• _Task_: Records follow. Select each line holding "heat".

◇ ◇ ◇ ◇ ◇ ◇ ◇

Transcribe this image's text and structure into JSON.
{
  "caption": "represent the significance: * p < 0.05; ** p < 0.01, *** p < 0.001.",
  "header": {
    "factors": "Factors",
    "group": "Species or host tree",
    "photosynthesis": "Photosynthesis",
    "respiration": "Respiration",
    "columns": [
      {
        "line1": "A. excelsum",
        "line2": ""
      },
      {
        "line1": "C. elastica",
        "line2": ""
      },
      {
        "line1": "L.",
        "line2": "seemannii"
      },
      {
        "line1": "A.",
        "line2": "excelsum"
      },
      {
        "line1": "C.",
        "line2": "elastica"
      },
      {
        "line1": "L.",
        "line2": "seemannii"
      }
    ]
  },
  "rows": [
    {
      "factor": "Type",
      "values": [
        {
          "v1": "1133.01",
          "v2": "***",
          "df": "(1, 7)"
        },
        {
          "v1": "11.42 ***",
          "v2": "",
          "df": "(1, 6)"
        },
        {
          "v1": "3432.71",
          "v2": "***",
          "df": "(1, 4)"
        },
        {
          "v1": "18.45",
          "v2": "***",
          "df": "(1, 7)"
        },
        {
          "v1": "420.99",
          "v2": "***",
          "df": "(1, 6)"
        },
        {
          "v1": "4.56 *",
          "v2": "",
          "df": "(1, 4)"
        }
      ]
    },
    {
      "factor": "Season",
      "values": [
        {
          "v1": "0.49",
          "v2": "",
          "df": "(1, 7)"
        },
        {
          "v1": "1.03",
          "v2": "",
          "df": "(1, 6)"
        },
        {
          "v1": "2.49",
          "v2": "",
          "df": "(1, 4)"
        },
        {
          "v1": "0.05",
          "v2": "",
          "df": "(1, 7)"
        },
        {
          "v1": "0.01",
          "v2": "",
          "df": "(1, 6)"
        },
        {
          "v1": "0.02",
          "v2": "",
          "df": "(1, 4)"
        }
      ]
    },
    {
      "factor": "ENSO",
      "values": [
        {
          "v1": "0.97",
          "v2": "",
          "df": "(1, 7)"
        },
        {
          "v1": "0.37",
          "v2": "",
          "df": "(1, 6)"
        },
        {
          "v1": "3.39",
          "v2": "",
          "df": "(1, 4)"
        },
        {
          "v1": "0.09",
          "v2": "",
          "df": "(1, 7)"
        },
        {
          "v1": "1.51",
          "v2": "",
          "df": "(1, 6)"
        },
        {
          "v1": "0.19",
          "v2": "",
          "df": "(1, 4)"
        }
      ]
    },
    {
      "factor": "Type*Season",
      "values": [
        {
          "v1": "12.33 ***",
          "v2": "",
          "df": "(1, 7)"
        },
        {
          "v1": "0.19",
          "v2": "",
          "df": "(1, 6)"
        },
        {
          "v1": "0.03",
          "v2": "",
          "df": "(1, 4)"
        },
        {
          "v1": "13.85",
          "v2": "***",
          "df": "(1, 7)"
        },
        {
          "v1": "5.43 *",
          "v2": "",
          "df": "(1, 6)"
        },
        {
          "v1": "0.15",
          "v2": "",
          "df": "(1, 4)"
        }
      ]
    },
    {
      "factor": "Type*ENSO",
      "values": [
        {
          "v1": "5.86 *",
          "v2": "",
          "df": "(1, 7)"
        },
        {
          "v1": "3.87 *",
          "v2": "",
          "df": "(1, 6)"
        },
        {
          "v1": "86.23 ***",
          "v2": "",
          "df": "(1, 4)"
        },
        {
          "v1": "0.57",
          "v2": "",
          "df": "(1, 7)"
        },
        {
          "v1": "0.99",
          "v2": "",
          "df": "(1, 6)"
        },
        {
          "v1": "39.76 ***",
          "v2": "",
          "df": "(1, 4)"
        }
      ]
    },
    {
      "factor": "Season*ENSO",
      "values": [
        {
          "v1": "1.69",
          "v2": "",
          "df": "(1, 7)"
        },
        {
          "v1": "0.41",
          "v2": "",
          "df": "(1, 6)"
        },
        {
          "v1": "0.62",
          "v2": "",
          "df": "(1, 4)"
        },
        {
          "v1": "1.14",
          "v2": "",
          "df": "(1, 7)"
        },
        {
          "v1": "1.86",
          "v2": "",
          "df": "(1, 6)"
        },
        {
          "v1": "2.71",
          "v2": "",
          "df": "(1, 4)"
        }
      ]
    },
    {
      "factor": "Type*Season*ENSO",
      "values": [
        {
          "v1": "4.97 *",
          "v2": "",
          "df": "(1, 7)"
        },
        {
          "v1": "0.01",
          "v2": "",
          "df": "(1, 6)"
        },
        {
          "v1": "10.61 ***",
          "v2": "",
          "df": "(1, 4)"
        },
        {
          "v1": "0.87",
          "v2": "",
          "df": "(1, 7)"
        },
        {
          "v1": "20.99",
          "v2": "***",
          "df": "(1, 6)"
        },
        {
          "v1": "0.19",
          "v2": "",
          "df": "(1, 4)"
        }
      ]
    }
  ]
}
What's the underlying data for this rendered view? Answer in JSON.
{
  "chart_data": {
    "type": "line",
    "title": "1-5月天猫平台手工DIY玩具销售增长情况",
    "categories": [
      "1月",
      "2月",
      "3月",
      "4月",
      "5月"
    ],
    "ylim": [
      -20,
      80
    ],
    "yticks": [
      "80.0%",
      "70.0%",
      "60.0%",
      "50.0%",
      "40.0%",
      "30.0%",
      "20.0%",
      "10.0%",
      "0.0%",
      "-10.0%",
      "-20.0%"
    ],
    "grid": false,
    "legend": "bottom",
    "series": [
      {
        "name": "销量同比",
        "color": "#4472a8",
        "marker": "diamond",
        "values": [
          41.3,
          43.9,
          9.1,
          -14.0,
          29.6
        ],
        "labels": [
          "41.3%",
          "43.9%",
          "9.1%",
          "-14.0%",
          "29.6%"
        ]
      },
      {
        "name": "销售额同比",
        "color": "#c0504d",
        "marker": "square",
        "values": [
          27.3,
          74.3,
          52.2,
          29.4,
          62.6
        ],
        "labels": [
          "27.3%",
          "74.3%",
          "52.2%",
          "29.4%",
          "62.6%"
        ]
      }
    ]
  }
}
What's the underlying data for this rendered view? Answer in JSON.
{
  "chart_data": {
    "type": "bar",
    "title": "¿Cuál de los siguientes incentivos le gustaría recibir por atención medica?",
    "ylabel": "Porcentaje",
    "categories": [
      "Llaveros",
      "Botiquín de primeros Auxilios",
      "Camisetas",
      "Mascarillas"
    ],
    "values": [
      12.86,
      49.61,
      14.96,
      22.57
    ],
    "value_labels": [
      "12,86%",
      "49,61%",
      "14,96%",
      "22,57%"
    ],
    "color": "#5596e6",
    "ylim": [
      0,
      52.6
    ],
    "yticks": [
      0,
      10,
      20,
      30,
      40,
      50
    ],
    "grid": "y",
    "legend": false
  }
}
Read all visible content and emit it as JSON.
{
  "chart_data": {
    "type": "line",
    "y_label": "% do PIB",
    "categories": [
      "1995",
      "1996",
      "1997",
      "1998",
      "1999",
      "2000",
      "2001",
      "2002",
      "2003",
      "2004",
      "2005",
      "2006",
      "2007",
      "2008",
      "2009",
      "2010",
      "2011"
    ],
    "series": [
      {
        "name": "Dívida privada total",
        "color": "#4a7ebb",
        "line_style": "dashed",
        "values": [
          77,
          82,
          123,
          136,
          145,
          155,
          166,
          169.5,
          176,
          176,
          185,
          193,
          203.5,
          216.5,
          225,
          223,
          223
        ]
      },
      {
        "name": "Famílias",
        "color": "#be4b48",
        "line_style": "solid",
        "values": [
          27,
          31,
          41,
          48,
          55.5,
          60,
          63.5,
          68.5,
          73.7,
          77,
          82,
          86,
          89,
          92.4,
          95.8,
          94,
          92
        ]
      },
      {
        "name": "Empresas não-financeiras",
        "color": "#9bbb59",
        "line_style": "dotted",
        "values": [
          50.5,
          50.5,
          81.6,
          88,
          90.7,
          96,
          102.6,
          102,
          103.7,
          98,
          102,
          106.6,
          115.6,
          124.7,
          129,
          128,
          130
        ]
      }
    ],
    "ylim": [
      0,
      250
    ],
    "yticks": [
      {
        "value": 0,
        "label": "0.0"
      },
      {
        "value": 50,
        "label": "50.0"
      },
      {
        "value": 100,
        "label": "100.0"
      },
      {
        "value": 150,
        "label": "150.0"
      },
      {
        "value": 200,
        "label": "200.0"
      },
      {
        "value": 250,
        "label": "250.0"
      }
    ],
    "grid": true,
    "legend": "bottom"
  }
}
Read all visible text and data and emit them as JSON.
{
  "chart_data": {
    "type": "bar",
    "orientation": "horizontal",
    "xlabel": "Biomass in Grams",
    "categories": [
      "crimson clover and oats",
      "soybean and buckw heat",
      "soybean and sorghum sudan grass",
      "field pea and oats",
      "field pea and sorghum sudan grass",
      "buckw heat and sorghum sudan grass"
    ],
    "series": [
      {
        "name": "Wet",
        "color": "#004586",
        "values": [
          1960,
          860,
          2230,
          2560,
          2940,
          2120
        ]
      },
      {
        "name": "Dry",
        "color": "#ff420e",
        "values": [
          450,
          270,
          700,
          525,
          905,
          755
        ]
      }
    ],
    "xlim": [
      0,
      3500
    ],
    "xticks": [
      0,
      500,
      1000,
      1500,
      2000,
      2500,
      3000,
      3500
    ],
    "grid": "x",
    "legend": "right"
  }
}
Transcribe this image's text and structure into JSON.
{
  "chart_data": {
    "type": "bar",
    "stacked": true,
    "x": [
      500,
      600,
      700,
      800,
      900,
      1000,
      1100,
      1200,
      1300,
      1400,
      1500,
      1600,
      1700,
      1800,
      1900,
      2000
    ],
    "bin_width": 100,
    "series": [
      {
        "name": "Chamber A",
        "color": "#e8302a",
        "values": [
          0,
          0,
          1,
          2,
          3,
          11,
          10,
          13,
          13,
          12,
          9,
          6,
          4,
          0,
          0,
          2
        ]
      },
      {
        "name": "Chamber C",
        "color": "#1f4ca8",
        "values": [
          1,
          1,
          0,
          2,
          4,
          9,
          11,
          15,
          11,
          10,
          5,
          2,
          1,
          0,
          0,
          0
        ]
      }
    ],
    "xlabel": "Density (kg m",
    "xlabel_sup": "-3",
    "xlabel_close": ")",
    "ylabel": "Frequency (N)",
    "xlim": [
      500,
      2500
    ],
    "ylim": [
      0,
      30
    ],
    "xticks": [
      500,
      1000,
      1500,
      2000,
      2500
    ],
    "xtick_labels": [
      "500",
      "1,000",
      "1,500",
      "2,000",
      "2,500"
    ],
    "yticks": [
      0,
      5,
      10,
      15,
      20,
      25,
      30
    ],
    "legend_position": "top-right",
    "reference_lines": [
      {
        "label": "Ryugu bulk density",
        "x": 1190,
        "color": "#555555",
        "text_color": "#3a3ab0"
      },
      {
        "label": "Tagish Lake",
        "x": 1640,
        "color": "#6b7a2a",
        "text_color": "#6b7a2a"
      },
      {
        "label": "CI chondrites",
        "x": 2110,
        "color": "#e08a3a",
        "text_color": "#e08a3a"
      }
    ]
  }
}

◇ ◇ ◇ ◇ ◇ ◇ ◇

• _Correct response_:
      "soybean and buckw heat",
      "buckw heat and sorghum sudan grass"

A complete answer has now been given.